▸ Task: Count the lines below that contain the word "ylabel", and reply with that number alone.

[Dataset entries]
□ □ □ □

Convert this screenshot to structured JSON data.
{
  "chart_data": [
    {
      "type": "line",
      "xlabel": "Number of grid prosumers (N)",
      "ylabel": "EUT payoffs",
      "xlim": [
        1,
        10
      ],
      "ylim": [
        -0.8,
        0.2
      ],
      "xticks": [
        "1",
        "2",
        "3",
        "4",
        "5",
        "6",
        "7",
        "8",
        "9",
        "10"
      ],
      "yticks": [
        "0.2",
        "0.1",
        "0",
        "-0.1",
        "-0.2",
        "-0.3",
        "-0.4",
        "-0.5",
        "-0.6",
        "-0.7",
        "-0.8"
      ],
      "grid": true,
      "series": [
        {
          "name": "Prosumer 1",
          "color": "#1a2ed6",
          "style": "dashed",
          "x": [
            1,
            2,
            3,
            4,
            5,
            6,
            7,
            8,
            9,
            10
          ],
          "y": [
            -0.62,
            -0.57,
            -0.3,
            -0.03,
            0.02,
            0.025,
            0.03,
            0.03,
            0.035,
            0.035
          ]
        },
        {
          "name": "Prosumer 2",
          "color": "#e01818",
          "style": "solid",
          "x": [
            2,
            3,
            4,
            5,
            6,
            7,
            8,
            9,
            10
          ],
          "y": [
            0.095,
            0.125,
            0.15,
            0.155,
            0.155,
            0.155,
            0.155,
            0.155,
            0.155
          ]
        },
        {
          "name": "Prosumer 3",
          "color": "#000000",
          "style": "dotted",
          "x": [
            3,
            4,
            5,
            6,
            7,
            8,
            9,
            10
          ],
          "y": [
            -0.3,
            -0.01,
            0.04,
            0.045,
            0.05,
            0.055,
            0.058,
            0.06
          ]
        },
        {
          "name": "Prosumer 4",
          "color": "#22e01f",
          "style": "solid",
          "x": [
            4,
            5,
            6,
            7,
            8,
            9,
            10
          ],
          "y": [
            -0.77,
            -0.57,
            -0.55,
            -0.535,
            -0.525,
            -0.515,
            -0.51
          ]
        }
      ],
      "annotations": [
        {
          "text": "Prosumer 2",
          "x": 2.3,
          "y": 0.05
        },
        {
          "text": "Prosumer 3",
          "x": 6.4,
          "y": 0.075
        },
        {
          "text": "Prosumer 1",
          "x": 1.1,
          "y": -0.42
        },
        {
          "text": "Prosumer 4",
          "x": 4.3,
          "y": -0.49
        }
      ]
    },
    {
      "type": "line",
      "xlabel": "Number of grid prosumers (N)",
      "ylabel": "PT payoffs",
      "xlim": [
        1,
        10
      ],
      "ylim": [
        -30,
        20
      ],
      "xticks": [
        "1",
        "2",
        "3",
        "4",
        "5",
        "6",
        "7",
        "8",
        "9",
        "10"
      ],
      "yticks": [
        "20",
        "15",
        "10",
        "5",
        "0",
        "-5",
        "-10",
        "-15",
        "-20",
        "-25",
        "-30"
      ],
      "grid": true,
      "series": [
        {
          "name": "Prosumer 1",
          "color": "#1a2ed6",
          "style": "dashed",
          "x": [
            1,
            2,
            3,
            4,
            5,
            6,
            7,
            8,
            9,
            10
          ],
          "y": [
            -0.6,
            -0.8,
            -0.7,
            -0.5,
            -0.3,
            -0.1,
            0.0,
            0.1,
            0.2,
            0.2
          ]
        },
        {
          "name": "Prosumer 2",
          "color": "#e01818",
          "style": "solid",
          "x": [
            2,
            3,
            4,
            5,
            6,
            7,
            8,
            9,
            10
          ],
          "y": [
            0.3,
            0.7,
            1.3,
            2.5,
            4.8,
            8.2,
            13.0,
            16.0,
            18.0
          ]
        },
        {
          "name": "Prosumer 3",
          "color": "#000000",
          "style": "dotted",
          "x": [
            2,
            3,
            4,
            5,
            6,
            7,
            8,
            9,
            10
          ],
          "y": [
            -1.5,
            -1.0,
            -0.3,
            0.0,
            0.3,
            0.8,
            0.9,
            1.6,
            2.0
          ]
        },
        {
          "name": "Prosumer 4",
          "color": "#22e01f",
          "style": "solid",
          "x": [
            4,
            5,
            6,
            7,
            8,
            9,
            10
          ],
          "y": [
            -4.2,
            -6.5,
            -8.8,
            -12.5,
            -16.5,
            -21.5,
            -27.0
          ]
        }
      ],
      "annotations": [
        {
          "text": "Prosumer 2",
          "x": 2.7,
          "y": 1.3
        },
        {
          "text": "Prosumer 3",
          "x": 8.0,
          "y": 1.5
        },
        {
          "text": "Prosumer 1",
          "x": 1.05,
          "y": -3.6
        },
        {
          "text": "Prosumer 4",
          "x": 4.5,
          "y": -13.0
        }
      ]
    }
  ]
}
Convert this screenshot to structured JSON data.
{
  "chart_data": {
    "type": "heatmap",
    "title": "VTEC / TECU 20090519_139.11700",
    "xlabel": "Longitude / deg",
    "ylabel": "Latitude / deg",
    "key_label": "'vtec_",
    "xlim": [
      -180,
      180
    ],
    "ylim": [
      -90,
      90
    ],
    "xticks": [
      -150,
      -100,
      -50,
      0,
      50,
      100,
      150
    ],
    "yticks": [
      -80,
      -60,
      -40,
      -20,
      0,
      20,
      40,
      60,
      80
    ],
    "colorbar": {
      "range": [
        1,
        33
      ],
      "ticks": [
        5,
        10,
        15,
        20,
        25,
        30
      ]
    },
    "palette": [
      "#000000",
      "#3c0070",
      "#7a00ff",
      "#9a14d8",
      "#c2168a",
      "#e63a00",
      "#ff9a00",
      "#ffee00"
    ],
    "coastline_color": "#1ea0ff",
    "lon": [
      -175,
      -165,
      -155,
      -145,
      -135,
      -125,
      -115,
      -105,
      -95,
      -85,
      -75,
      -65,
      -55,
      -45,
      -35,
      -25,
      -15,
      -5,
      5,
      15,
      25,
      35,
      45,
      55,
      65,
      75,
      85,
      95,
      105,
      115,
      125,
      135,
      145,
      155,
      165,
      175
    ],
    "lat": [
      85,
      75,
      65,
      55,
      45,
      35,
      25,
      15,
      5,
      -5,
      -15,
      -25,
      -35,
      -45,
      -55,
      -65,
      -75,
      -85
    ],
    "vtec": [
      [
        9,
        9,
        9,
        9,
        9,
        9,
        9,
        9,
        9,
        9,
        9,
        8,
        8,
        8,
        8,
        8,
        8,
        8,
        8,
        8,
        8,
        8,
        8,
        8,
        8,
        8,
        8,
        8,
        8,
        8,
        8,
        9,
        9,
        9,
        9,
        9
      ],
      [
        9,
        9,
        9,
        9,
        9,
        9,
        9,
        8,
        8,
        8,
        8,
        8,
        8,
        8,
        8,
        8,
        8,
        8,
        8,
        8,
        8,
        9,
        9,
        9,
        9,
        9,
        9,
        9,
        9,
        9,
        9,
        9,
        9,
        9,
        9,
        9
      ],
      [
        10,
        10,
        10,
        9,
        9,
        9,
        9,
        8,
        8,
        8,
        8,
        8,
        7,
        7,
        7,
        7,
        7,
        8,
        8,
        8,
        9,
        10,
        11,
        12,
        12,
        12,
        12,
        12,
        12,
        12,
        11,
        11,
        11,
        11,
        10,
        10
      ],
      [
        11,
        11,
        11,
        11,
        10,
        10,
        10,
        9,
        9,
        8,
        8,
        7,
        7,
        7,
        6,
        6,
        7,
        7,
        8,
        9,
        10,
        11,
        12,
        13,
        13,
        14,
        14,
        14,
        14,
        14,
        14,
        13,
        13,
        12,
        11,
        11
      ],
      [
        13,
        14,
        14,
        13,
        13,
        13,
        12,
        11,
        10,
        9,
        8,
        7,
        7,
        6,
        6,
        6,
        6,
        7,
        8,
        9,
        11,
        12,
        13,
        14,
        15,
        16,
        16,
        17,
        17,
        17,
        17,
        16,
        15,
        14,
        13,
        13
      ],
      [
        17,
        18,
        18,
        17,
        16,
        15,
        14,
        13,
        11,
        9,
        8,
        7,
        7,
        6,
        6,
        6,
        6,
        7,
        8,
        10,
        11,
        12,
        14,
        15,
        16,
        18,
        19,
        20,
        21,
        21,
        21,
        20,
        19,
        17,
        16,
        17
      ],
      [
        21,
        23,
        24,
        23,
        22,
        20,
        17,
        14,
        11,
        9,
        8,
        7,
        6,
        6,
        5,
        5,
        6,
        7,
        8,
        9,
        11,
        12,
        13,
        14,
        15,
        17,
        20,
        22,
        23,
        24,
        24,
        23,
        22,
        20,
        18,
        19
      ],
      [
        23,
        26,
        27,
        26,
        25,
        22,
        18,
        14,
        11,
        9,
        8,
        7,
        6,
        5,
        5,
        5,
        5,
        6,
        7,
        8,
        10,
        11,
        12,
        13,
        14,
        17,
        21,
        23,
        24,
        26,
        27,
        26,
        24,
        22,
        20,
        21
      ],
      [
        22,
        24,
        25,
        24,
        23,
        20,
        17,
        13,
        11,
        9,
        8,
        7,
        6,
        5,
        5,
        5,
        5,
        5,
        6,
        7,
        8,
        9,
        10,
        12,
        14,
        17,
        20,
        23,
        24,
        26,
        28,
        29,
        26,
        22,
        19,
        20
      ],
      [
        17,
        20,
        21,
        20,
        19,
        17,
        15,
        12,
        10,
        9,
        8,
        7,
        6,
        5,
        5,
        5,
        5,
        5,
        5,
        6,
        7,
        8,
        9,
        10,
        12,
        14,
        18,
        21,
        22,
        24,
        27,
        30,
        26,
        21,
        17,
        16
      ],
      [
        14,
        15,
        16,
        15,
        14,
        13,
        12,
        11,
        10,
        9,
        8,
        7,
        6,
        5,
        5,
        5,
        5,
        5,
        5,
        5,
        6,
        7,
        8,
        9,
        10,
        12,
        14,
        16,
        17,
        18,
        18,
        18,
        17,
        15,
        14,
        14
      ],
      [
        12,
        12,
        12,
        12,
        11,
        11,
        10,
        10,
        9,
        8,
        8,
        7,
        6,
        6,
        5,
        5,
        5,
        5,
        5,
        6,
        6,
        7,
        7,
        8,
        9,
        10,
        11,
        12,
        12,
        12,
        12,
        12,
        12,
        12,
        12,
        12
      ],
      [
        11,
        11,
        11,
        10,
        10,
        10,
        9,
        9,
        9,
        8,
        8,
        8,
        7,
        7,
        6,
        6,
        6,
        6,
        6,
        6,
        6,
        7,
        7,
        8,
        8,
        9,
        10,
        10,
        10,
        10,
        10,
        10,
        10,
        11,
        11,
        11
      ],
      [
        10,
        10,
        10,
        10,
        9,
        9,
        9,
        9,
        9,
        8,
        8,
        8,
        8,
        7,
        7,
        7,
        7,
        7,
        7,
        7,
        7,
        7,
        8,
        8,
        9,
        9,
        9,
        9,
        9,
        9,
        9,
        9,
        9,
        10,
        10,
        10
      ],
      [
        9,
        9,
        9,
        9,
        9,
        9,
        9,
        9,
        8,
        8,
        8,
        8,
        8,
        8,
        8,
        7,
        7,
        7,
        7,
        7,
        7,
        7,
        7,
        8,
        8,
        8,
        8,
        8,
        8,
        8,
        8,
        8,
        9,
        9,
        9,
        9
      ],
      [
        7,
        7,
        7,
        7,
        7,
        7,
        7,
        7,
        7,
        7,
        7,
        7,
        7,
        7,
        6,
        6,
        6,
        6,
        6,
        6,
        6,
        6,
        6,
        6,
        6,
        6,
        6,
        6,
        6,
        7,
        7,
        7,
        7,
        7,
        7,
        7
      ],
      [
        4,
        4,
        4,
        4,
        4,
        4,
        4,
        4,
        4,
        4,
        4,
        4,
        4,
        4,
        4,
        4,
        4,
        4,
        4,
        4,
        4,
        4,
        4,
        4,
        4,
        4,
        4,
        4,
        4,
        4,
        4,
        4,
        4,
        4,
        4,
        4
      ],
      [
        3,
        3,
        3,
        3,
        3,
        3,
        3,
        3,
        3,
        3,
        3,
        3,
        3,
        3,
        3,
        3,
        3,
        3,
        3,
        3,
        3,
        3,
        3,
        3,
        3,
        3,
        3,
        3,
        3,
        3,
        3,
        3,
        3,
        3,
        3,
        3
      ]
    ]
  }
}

□ □ □ □

▸ Result of this exercise: 3